** Start of Supplied information **
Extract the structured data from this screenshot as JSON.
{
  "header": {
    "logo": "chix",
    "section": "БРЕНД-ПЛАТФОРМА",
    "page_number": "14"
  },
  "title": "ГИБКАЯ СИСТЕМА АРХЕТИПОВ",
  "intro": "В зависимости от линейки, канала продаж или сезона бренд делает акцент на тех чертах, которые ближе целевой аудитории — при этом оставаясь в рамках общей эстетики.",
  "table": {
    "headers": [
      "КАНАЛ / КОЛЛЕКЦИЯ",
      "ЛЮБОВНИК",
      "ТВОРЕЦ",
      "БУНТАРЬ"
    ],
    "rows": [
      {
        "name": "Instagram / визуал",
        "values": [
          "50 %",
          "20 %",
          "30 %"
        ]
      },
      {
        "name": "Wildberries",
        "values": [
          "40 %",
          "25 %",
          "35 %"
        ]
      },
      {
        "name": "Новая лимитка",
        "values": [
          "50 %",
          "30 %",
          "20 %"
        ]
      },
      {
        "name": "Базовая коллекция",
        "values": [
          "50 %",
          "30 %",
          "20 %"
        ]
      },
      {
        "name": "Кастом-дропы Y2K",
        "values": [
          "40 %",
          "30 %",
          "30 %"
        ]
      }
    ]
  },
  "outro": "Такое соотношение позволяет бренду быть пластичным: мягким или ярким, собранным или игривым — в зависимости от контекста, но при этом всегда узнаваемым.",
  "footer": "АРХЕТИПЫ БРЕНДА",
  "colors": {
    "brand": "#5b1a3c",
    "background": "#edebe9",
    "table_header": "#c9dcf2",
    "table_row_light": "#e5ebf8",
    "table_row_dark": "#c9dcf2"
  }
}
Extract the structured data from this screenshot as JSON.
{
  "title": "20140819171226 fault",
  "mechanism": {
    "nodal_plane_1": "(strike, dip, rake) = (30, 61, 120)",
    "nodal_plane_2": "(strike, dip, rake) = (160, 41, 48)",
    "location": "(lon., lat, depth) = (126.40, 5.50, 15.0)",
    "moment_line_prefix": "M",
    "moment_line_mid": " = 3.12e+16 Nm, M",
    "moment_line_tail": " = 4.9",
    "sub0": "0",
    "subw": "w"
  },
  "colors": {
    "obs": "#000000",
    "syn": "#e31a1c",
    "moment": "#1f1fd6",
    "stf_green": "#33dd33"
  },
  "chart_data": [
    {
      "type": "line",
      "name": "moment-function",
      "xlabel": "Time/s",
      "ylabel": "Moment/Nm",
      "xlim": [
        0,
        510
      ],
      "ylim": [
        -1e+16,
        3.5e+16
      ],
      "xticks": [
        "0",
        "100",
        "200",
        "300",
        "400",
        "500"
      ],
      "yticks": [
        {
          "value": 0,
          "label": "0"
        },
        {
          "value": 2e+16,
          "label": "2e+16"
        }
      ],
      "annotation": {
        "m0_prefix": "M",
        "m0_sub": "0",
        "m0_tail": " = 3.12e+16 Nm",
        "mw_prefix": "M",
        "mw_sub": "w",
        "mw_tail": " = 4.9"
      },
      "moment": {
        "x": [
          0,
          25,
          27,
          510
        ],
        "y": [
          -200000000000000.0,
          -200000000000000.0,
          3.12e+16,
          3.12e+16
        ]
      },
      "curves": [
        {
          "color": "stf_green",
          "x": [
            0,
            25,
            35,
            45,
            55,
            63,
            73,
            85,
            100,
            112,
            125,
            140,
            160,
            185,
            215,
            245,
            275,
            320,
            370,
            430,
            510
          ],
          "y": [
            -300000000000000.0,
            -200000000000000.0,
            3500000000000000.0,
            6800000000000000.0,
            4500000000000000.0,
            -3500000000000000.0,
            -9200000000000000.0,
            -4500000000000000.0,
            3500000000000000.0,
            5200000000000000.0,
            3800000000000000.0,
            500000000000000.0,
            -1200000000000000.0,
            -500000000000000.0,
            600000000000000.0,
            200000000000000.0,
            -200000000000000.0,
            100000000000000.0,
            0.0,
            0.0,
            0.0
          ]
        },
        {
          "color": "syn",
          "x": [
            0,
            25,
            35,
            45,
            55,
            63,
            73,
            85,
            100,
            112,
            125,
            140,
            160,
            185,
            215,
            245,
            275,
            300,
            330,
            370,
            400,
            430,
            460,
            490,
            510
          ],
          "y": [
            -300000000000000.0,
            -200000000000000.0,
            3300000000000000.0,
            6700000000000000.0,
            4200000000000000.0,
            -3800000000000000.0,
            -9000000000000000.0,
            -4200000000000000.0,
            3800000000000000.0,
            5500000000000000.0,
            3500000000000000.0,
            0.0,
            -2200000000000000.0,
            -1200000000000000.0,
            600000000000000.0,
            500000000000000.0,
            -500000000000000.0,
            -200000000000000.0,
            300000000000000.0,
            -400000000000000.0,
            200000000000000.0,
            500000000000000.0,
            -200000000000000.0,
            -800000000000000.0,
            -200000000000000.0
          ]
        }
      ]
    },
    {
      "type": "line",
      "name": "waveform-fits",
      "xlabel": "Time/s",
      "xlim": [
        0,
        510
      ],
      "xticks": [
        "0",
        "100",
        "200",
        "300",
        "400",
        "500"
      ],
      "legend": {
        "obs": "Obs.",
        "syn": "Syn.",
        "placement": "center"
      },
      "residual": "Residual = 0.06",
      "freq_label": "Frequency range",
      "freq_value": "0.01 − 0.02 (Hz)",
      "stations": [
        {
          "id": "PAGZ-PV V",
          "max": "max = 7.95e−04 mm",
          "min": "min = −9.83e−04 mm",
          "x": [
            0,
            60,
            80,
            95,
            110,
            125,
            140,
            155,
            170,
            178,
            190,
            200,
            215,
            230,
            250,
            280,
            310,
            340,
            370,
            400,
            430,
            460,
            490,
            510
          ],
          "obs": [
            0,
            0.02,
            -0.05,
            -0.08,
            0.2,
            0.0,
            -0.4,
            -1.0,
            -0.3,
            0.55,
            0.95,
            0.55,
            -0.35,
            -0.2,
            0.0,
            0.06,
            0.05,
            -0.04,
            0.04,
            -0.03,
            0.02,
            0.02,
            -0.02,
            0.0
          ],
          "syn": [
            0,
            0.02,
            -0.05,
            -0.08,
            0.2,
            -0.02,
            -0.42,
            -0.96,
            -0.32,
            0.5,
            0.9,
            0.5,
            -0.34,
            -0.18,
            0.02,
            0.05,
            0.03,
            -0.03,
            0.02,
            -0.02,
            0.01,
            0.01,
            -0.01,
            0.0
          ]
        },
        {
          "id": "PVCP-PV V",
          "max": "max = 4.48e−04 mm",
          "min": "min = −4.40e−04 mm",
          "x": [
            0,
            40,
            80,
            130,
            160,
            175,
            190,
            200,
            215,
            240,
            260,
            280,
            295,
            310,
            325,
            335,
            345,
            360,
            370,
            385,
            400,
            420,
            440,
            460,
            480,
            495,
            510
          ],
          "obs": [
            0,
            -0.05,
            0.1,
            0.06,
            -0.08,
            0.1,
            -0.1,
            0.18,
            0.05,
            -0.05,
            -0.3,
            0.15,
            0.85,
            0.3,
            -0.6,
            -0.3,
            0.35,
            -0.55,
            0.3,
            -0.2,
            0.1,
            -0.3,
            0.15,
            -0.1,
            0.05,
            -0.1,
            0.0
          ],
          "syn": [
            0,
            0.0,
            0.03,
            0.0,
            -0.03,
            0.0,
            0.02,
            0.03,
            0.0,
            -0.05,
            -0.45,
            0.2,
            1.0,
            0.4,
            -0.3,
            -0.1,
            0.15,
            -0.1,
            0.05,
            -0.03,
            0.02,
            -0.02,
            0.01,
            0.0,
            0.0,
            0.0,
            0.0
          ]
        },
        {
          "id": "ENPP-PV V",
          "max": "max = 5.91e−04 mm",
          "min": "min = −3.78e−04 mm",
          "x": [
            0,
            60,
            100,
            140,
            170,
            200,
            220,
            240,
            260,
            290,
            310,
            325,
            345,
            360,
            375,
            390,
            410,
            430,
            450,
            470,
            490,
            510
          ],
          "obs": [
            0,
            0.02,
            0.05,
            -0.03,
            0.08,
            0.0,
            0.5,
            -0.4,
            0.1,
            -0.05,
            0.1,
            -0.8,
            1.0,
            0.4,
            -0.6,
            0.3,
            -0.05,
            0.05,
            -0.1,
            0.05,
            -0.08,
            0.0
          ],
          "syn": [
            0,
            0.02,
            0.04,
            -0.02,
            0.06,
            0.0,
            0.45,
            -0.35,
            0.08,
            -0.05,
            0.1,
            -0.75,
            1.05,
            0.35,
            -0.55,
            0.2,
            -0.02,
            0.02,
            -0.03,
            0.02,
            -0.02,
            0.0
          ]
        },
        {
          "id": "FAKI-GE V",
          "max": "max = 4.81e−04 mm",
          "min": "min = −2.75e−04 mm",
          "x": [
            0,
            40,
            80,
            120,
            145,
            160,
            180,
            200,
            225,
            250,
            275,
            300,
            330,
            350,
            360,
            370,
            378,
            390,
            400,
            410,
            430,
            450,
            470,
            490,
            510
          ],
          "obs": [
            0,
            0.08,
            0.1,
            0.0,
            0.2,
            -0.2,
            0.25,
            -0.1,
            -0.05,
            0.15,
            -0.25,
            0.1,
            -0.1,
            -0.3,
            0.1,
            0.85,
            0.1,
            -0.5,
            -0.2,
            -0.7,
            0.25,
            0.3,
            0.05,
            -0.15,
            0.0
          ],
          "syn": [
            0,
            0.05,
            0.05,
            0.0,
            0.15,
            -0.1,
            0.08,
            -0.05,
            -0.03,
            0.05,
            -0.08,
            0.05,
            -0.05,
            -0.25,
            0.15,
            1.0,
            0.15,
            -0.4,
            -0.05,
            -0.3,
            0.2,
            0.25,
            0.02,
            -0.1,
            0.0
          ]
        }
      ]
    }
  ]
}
** End of Supplied information **
# [Task statement]
A line counts if it holds the word "этом". How many lines of the entries count? Give the number only.

# [Answer to the exercise]
2